GIVEN PROBLEM:
Find the word "localhost" in the listing; pull out each line holding it.

## START RECORDS

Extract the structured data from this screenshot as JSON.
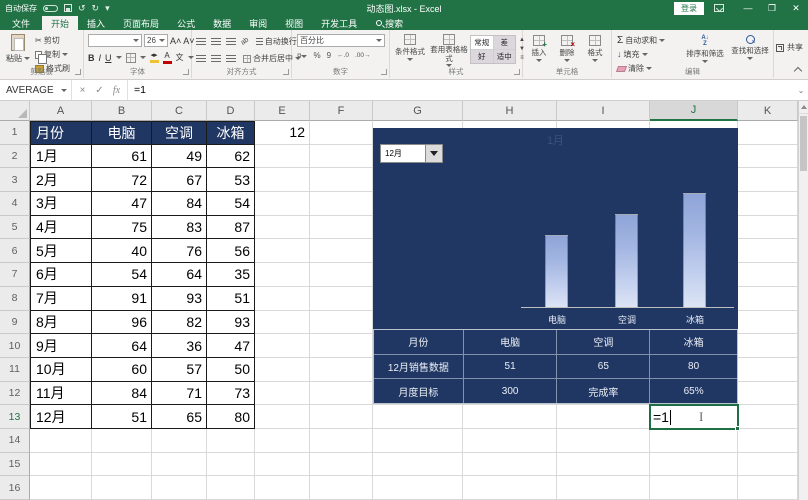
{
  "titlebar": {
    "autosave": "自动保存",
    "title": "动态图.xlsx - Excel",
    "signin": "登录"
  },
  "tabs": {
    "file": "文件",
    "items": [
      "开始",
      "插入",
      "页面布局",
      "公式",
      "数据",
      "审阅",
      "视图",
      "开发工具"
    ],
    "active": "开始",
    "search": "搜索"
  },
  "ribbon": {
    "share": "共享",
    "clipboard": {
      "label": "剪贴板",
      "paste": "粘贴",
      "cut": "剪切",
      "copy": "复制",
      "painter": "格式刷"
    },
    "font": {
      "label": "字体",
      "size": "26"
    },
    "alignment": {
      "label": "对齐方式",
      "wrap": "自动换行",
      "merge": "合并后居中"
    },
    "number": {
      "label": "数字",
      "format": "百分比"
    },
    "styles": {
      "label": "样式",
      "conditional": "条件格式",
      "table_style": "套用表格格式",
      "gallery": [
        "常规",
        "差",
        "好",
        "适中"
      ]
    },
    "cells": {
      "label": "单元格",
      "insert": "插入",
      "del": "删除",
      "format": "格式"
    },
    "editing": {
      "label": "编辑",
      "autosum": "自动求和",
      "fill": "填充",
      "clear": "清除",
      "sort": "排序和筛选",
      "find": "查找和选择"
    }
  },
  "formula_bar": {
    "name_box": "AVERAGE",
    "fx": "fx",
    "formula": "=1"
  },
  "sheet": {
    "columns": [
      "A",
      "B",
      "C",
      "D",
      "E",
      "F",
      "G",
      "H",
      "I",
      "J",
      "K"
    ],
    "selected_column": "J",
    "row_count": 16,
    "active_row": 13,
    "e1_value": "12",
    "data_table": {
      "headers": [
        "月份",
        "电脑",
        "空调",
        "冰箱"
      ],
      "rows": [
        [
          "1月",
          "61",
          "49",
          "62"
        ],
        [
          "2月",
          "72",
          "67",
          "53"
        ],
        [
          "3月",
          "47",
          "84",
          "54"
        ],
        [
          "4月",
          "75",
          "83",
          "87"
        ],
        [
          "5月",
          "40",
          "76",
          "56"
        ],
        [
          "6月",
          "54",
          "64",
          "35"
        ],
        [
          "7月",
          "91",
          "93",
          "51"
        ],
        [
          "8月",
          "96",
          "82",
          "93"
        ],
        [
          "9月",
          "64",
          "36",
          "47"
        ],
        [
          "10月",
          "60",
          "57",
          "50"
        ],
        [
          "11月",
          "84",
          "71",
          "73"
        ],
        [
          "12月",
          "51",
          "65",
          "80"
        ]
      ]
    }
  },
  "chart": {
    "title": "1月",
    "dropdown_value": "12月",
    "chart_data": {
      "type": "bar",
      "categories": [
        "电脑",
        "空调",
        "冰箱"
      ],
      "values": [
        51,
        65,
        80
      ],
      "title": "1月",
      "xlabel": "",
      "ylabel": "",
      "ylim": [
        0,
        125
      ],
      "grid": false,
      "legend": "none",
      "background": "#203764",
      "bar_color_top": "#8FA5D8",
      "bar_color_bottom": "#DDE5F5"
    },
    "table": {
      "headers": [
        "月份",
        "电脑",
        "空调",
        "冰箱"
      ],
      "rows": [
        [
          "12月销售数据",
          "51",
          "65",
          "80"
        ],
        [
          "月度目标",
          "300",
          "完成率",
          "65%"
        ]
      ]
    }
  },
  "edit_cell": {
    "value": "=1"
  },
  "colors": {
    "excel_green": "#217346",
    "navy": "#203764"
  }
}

## END RECORDS
## START RECORDS

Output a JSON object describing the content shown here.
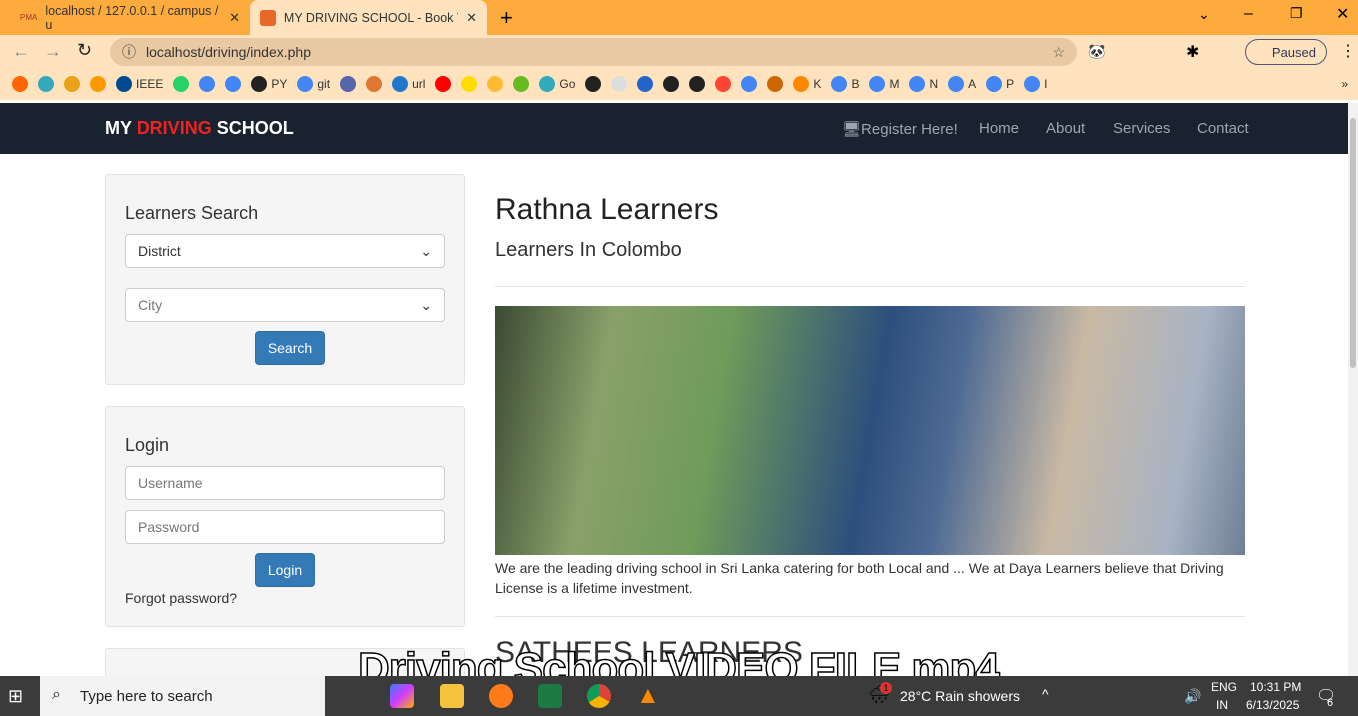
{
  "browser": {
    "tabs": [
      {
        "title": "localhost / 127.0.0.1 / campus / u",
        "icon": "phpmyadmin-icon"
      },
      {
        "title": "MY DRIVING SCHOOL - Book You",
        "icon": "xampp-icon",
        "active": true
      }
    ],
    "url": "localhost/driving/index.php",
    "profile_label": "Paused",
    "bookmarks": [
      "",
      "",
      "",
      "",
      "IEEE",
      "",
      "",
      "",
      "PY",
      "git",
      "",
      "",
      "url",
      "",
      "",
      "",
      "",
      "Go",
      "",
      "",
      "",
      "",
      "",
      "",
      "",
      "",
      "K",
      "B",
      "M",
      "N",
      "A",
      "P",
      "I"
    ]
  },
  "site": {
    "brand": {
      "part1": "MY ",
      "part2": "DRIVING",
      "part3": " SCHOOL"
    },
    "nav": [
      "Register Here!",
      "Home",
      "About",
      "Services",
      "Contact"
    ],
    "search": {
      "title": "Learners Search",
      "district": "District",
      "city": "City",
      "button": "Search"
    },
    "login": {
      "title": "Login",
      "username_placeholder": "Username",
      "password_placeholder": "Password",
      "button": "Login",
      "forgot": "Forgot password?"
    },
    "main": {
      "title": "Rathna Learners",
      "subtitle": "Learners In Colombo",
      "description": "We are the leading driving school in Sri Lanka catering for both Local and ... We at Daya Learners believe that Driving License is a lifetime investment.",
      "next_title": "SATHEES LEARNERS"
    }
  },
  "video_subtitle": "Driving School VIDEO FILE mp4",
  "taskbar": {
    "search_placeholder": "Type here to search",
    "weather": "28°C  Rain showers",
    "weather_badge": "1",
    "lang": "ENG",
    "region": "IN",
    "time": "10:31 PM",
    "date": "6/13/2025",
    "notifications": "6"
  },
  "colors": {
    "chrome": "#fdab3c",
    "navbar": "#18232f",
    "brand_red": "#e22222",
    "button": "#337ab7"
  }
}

## END RECORDS

SOLVED EXERCISE:
        "title": "localhost / 127.0.0.1 / campus / u",
    "url": "localhost/driving/index.php",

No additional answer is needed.